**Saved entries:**

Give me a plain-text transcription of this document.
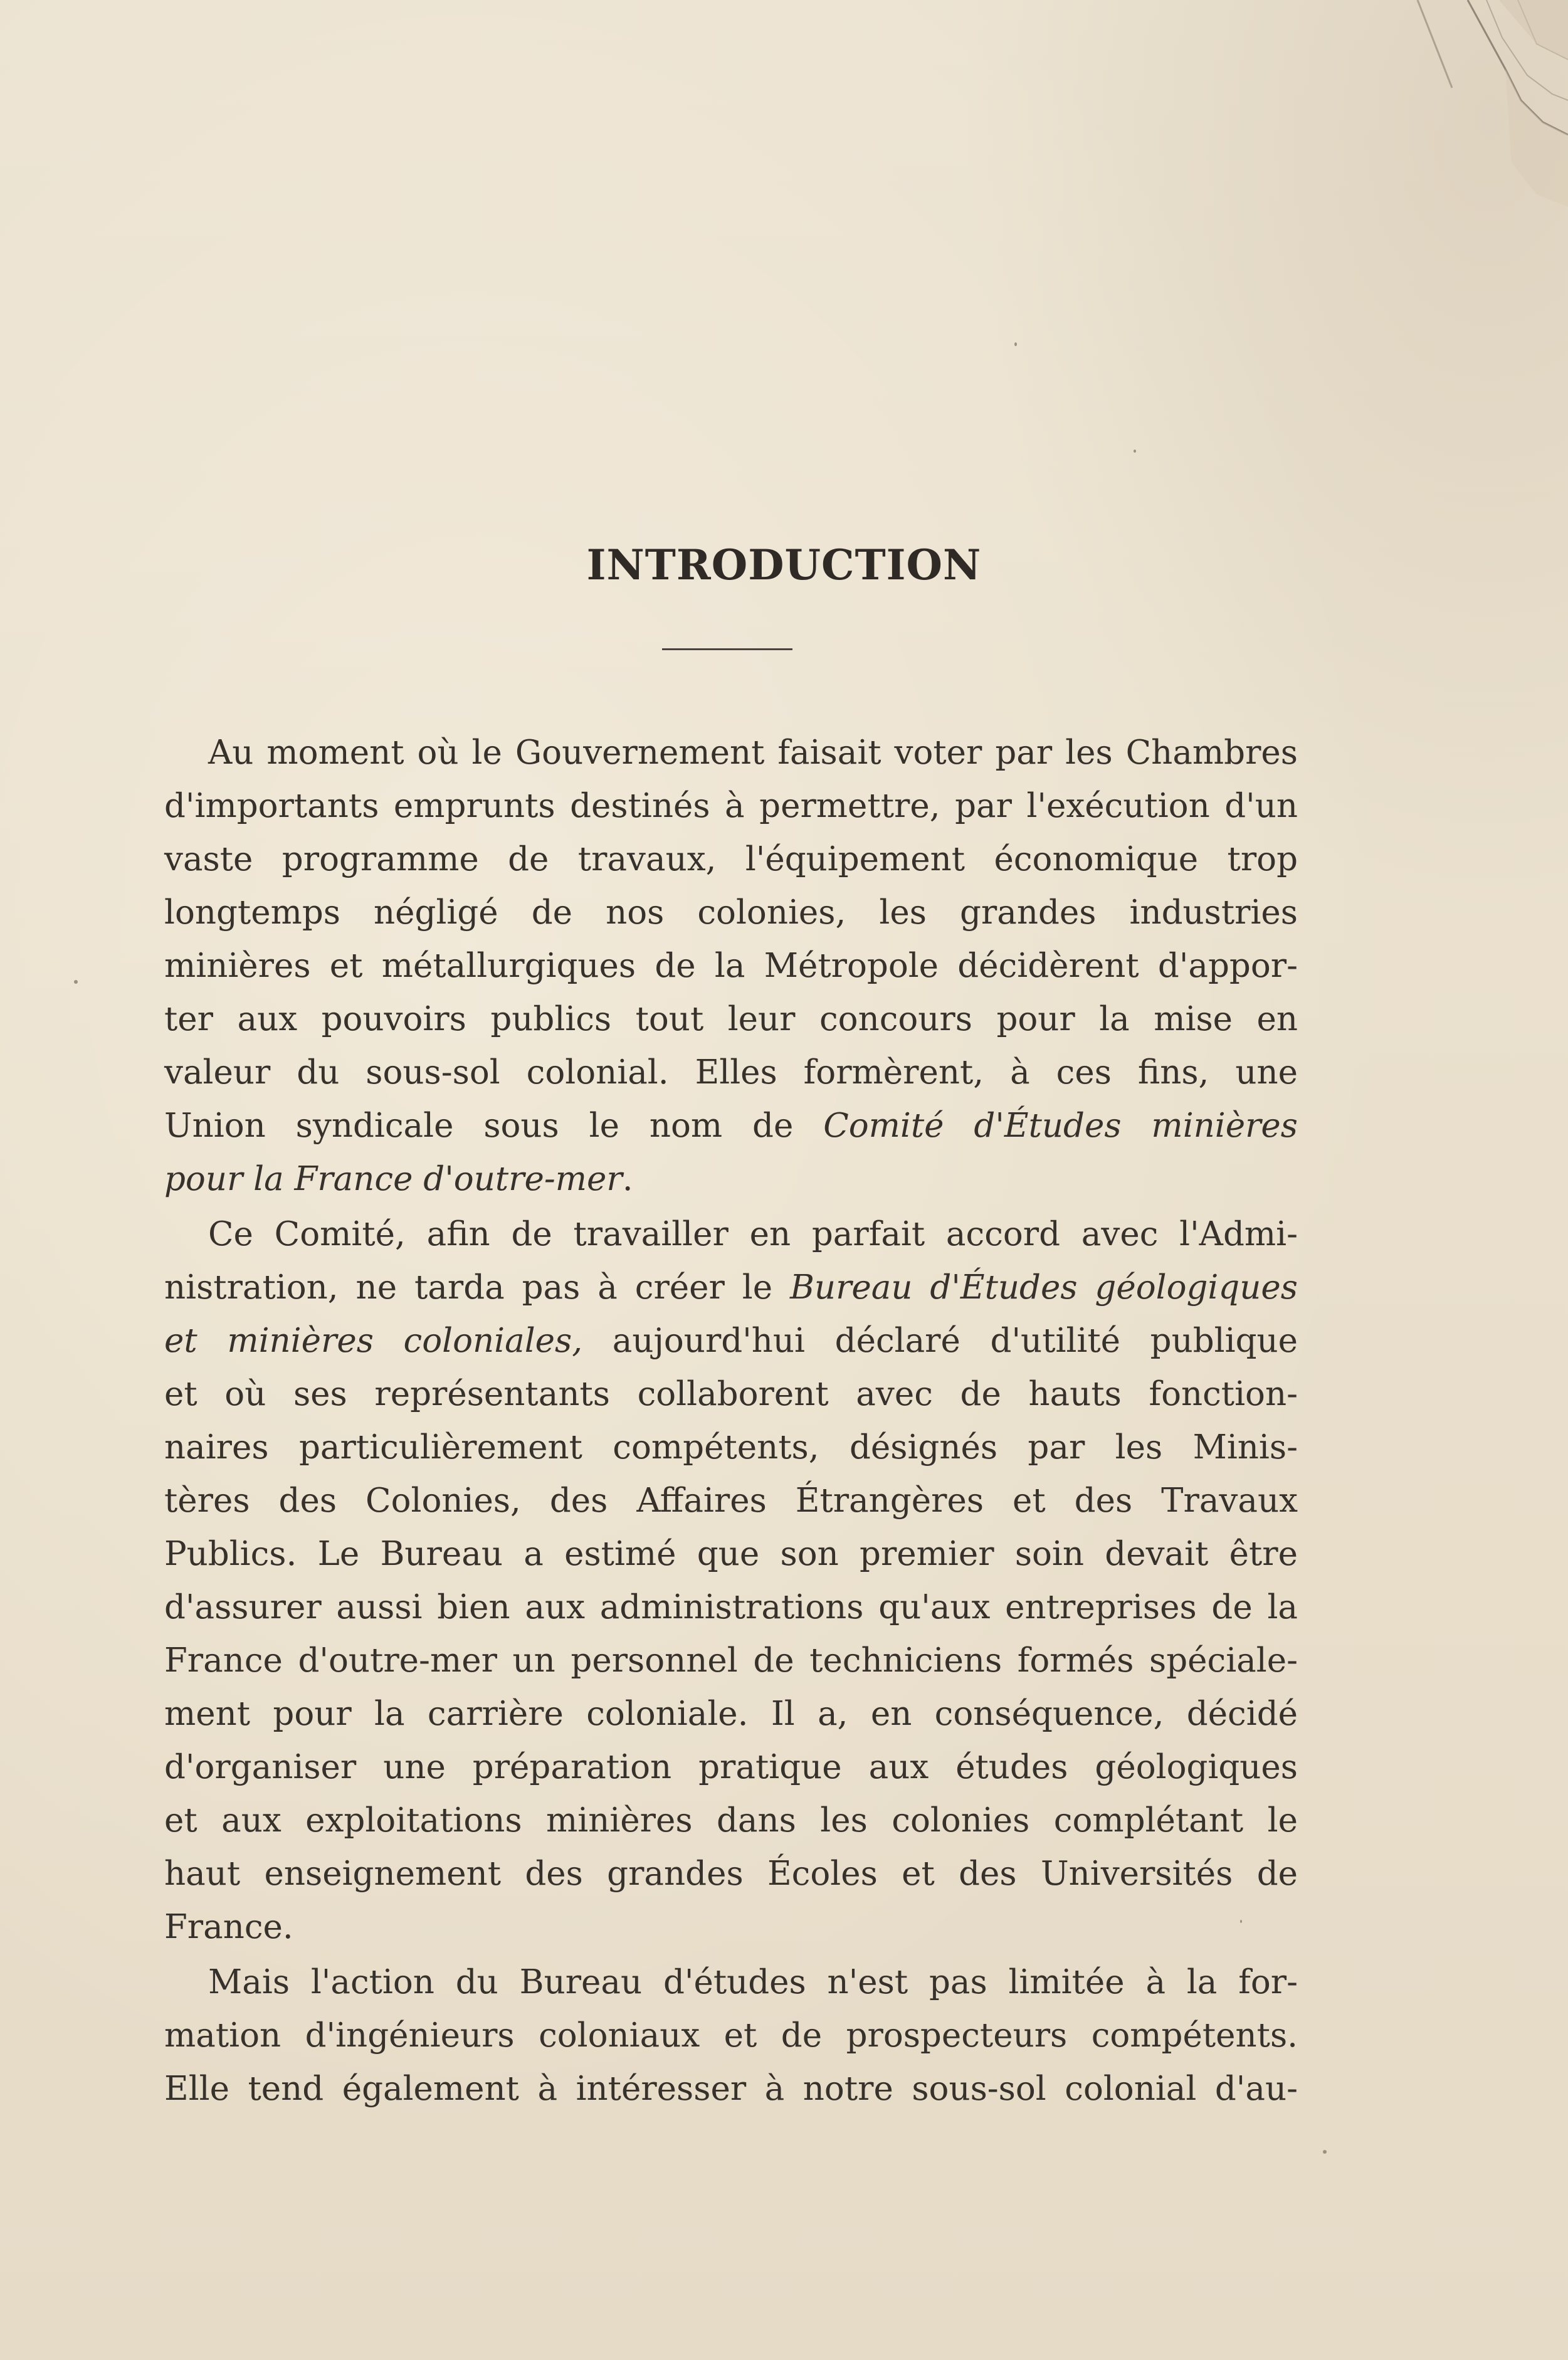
INTRODUCTION
Au moment où le Gouvernement faisait voter par les Chambres
d'importants emprunts destinés à permettre, par l'exécution d'un
vaste programme de travaux, l'équipement économique trop
longtemps négligé de nos colonies, les grandes industries
minières et métallurgiques de la Métropole décidèrent d'appor-
ter aux pouvoirs publics tout leur concours pour la mise en
valeur du sous-sol colonial. Elles formèrent, à ces fins, une
Union syndicale sous le nom de Comité d'Études minières
pour la France d'outre-mer.
Ce Comité, afin de travailler en parfait accord avec l'Admi-
nistration, ne tarda pas à créer le Bureau d'Études géologiques
et minières coloniales, aujourd'hui déclaré d'utilité publique
et où ses représentants collaborent avec de hauts fonction-
naires particulièrement compétents, désignés par les Minis-
tères des Colonies, des Affaires Étrangères et des Travaux
Publics. Le Bureau a estimé que son premier soin devait être
d'assurer aussi bien aux administrations qu'aux entreprises de la
France d'outre-mer un personnel de techniciens formés spéciale-
ment pour la carrière coloniale. Il a, en conséquence, décidé
d'organiser une préparation pratique aux études géologiques
et aux exploitations minières dans les colonies complétant le
haut enseignement des grandes Écoles et des Universités de
France.
Mais l'action du Bureau d'études n'est pas limitée à la for-
mation d'ingénieurs coloniaux et de prospecteurs compétents.
Elle tend également à intéresser à notre sous-sol colonial d'au-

**What to work on:** Reproduce all the records verbatim, excluding images.

**Task result:**
Give me a plain-text transcription of this document.
INTRODUCTION
Au moment où le Gouvernement faisait voter par les Chambres
d'importants emprunts destinés à permettre, par l'exécution d'un
vaste programme de travaux, l'équipement économique trop
longtemps négligé de nos colonies, les grandes industries
minières et métallurgiques de la Métropole décidèrent d'appor-
ter aux pouvoirs publics tout leur concours pour la mise en
valeur du sous-sol colonial. Elles formèrent, à ces fins, une
Union syndicale sous le nom de Comité d'Études minières
pour la France d'outre-mer.
Ce Comité, afin de travailler en parfait accord avec l'Admi-
nistration, ne tarda pas à créer le Bureau d'Études géologiques
et minières coloniales, aujourd'hui déclaré d'utilité publique
et où ses représentants collaborent avec de hauts fonction-
naires particulièrement compétents, désignés par les Minis-
tères des Colonies, des Affaires Étrangères et des Travaux
Publics. Le Bureau a estimé que son premier soin devait être
d'assurer aussi bien aux administrations qu'aux entreprises de la
France d'outre-mer un personnel de techniciens formés spéciale-
ment pour la carrière coloniale. Il a, en conséquence, décidé
d'organiser une préparation pratique aux études géologiques
et aux exploitations minières dans les colonies complétant le
haut enseignement des grandes Écoles et des Universités de
France.
Mais l'action du Bureau d'études n'est pas limitée à la for-
mation d'ingénieurs coloniaux et de prospecteurs compétents.
Elle tend également à intéresser à notre sous-sol colonial d'au-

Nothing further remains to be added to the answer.